» **Exercise instructions**
Only the number is wanted: tally the lines below that contain the word "Preposition".

» **Dataset content**
+---+

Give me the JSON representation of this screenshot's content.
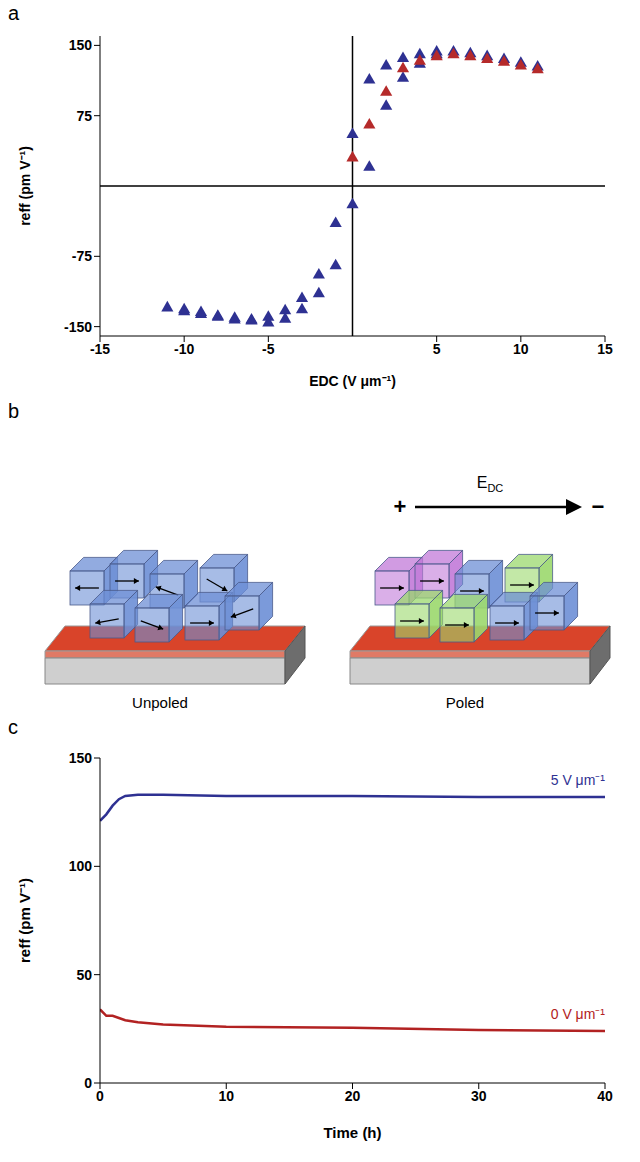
{
  "chart_data": [
    {
      "panel": "a",
      "type": "scatter",
      "x_label": "EDC (V μm⁻¹)",
      "y_label": "reff (pm V⁻¹)",
      "xlim": [
        -15,
        15
      ],
      "xticks": [
        -15,
        -10,
        -5,
        5,
        10,
        15
      ],
      "ylim": [
        -160,
        160
      ],
      "yticks": [
        -150,
        -75,
        75,
        150
      ],
      "series": [
        {
          "color": "#2e3192",
          "marker": "triangle",
          "x": [
            11,
            10,
            9,
            8,
            7,
            6,
            5,
            4,
            3,
            2,
            1,
            0,
            -1,
            -2,
            -3,
            -4,
            -5,
            -6,
            -7,
            -8,
            -9,
            -10,
            -11,
            -10,
            -9,
            -8,
            -7,
            -6,
            -5,
            -4,
            -3,
            -2,
            -1,
            0,
            1,
            2,
            3,
            4,
            5
          ],
          "values": [
            127,
            131,
            135,
            138,
            141,
            143,
            143,
            140,
            136,
            128,
            113,
            55,
            -40,
            -95,
            -120,
            -133,
            -140,
            -143,
            -143,
            -140,
            -137,
            -134,
            -130,
            -132,
            -135,
            -139,
            -141,
            -144,
            -146,
            -142,
            -132,
            -115,
            -85,
            -20,
            20,
            85,
            115,
            130,
            140
          ]
        },
        {
          "color": "#b52a2a",
          "marker": "triangle",
          "x": [
            0,
            1,
            2,
            3,
            4,
            5,
            6,
            7,
            8,
            9,
            10,
            11
          ],
          "values": [
            30,
            65,
            100,
            125,
            133,
            138,
            140,
            138,
            135,
            132,
            128,
            124
          ]
        }
      ]
    },
    {
      "panel": "b",
      "type": "diagram",
      "labels": [
        "Unpoled",
        "Poled"
      ],
      "field_label": "E",
      "field_subscript": "DC",
      "plus": "+",
      "minus": "−"
    },
    {
      "panel": "c",
      "type": "line",
      "x_label": "Time (h)",
      "y_label": "reff (pm V⁻¹)",
      "xlim": [
        0,
        40
      ],
      "xticks": [
        0,
        10,
        20,
        30,
        40
      ],
      "ylim": [
        0,
        150
      ],
      "yticks": [
        0,
        50,
        100,
        150
      ],
      "x": [
        0,
        0.5,
        1,
        1.5,
        2,
        3,
        5,
        10,
        20,
        30,
        40
      ],
      "series": [
        {
          "name": "5 V μm⁻¹",
          "color": "#2e3192",
          "values": [
            121,
            124,
            128,
            131,
            132.5,
            133,
            133,
            132.5,
            132.5,
            132,
            132
          ]
        },
        {
          "name": "0 V μm⁻¹",
          "color": "#b22222",
          "values": [
            34,
            31,
            31,
            30,
            29,
            28,
            27,
            26,
            25.5,
            24.5,
            24
          ]
        }
      ]
    }
  ]
}
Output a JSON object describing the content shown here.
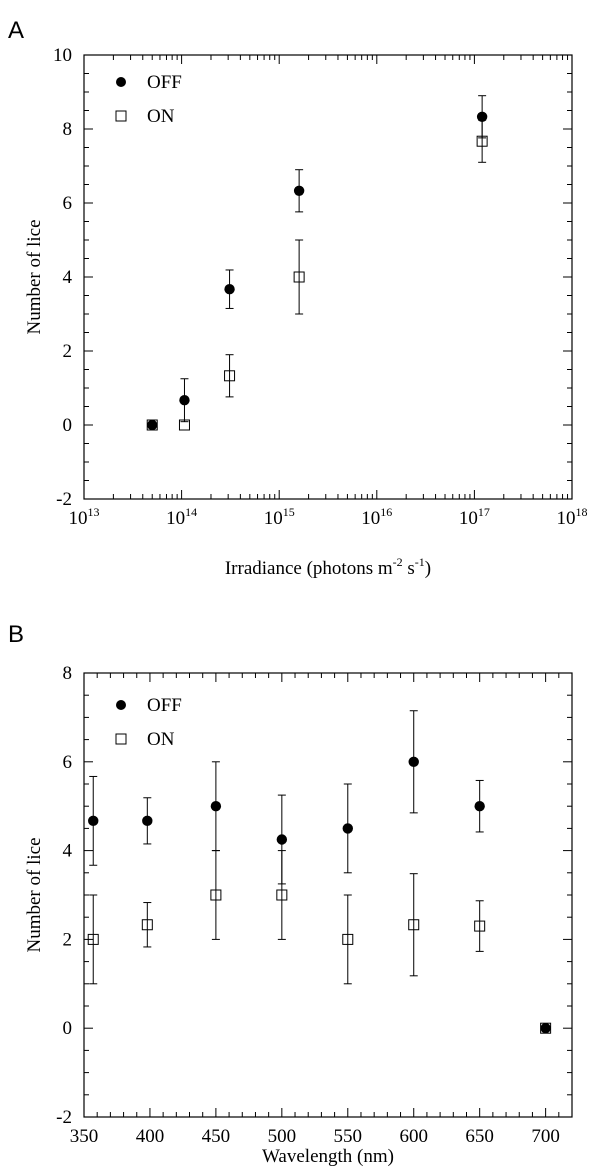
{
  "chart_data": [
    {
      "panel": "A",
      "type": "scatter",
      "xscale": "log",
      "xlim": [
        10000000000000.0,
        1e+18
      ],
      "ylim": [
        -2,
        10
      ],
      "ylabel": "Number of lice",
      "xlabel": {
        "prefix": "Irradiance (photons m",
        "exp1": "-2",
        "mid": " s",
        "exp2": "-1",
        "suffix": ")"
      },
      "xticks": [
        {
          "value": 10000000000000.0,
          "base": "10",
          "exp": "13"
        },
        {
          "value": 100000000000000.0,
          "base": "10",
          "exp": "14"
        },
        {
          "value": 1000000000000000.0,
          "base": "10",
          "exp": "15"
        },
        {
          "value": 1e+16,
          "base": "10",
          "exp": "16"
        },
        {
          "value": 1e+17,
          "base": "10",
          "exp": "17"
        },
        {
          "value": 1e+18,
          "base": "10",
          "exp": "18"
        }
      ],
      "yticks": [
        "-2",
        "0",
        "2",
        "4",
        "6",
        "8",
        "10"
      ],
      "legend": {
        "placement": "top-left"
      },
      "series": [
        {
          "name": "OFF",
          "marker": "filled-circle",
          "points": [
            {
              "x": 50000000000000.0,
              "y": 0,
              "err": 0
            },
            {
              "x": 107000000000000.0,
              "y": 0.67,
              "err": 0.58
            },
            {
              "x": 310000000000000.0,
              "y": 3.67,
              "err": 0.52
            },
            {
              "x": 1600000000000000.0,
              "y": 6.33,
              "err": 0.57
            },
            {
              "x": 1.2e+17,
              "y": 8.33,
              "err": 0.57
            }
          ]
        },
        {
          "name": "ON",
          "marker": "open-square",
          "points": [
            {
              "x": 50000000000000.0,
              "y": 0,
              "err": 0
            },
            {
              "x": 107000000000000.0,
              "y": 0,
              "err": 0
            },
            {
              "x": 310000000000000.0,
              "y": 1.33,
              "err": 0.57
            },
            {
              "x": 1600000000000000.0,
              "y": 4.0,
              "err": 1.0
            },
            {
              "x": 1.2e+17,
              "y": 7.67,
              "err": 0.57
            }
          ]
        }
      ]
    },
    {
      "panel": "B",
      "type": "scatter",
      "xscale": "linear",
      "xlim": [
        350,
        720
      ],
      "ylim": [
        -2,
        8
      ],
      "ylabel": "Number of lice",
      "xlabel": "Wavelength (nm)",
      "xticks": [
        "350",
        "400",
        "450",
        "500",
        "550",
        "600",
        "650",
        "700"
      ],
      "yticks": [
        "-2",
        "0",
        "2",
        "4",
        "6",
        "8"
      ],
      "legend": {
        "placement": "top-left"
      },
      "series": [
        {
          "name": "OFF",
          "marker": "filled-circle",
          "points": [
            {
              "x": 357,
              "y": 4.67,
              "err": 1.0
            },
            {
              "x": 398,
              "y": 4.67,
              "err": 0.52
            },
            {
              "x": 450,
              "y": 5.0,
              "err": 1.0
            },
            {
              "x": 500,
              "y": 4.25,
              "err": 1.0
            },
            {
              "x": 550,
              "y": 4.5,
              "err": 1.0
            },
            {
              "x": 600,
              "y": 6.0,
              "err": 1.15
            },
            {
              "x": 650,
              "y": 5.0,
              "err": 0.58
            },
            {
              "x": 700,
              "y": 0,
              "err": 0
            }
          ]
        },
        {
          "name": "ON",
          "marker": "open-square",
          "points": [
            {
              "x": 357,
              "y": 2.0,
              "err": 1.0
            },
            {
              "x": 398,
              "y": 2.33,
              "err": 0.5
            },
            {
              "x": 450,
              "y": 3.0,
              "err": 1.0
            },
            {
              "x": 500,
              "y": 3.0,
              "err": 1.0
            },
            {
              "x": 550,
              "y": 2.0,
              "err": 1.0
            },
            {
              "x": 600,
              "y": 2.33,
              "err": 1.15
            },
            {
              "x": 650,
              "y": 2.3,
              "err": 0.57
            },
            {
              "x": 700,
              "y": 0,
              "err": 0
            }
          ]
        }
      ]
    }
  ]
}
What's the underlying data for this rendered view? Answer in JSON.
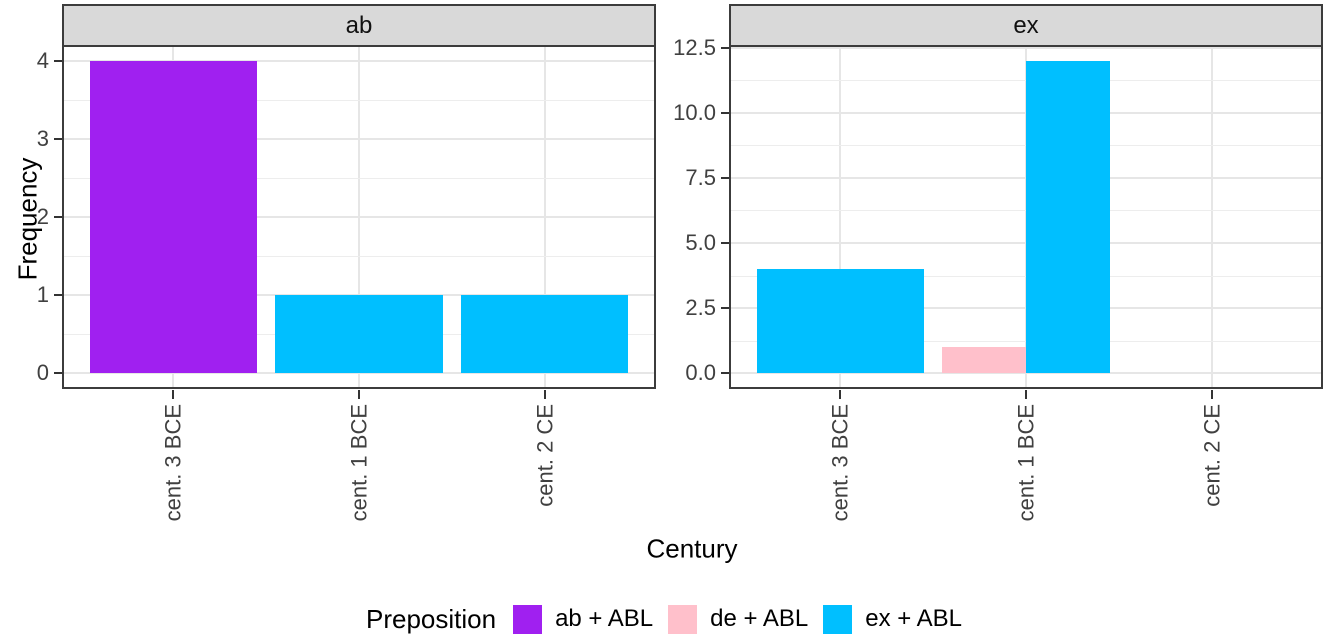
{
  "figure": {
    "ylabel": "Frequency",
    "xlabel": "Century",
    "legend": {
      "title": "Preposition",
      "entries": [
        {
          "key": "ab + ABL",
          "label": "ab + ABL",
          "color": "#A020F0"
        },
        {
          "key": "de + ABL",
          "label": "de + ABL",
          "color": "#FFC0CB"
        },
        {
          "key": "ex + ABL",
          "label": "ex + ABL",
          "color": "#00BFFF"
        }
      ]
    },
    "colors": {
      "strip_background": "#d9d9d9",
      "panel_border": "#3c3c3c",
      "grid_major": "#e6e6e6",
      "grid_minor": "#ededed",
      "axis_text": "#404040"
    }
  },
  "chart_data": {
    "type": "bar",
    "title": "",
    "xlabel": "Century",
    "ylabel": "Frequency",
    "grid": "on",
    "legend_position": "bottom",
    "legend_title": "Preposition",
    "categories": [
      "cent. 3 BCE",
      "cent. 1 BCE",
      "cent. 2 CE"
    ],
    "series_colors": {
      "ab + ABL": "#A020F0",
      "de + ABL": "#FFC0CB",
      "ex + ABL": "#00BFFF"
    },
    "facets": [
      {
        "label": "ab",
        "y_ticks": [
          "0",
          "1",
          "2",
          "3",
          "4"
        ],
        "ylim": [
          0,
          4
        ],
        "bars": [
          {
            "category": "cent. 3 BCE",
            "series": "ab + ABL",
            "value": 4
          },
          {
            "category": "cent. 1 BCE",
            "series": "ex + ABL",
            "value": 1
          },
          {
            "category": "cent. 2 CE",
            "series": "ex + ABL",
            "value": 1
          }
        ]
      },
      {
        "label": "ex",
        "y_ticks": [
          "0.0",
          "2.5",
          "5.0",
          "7.5",
          "10.0",
          "12.5"
        ],
        "ylim": [
          0,
          12.5
        ],
        "bars": [
          {
            "category": "cent. 3 BCE",
            "series": "ex + ABL",
            "value": 4
          },
          {
            "category": "cent. 1 BCE",
            "series": "de + ABL",
            "value": 1
          },
          {
            "category": "cent. 1 BCE",
            "series": "ex + ABL",
            "value": 12
          }
        ]
      }
    ]
  }
}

+---+

» **The output**
2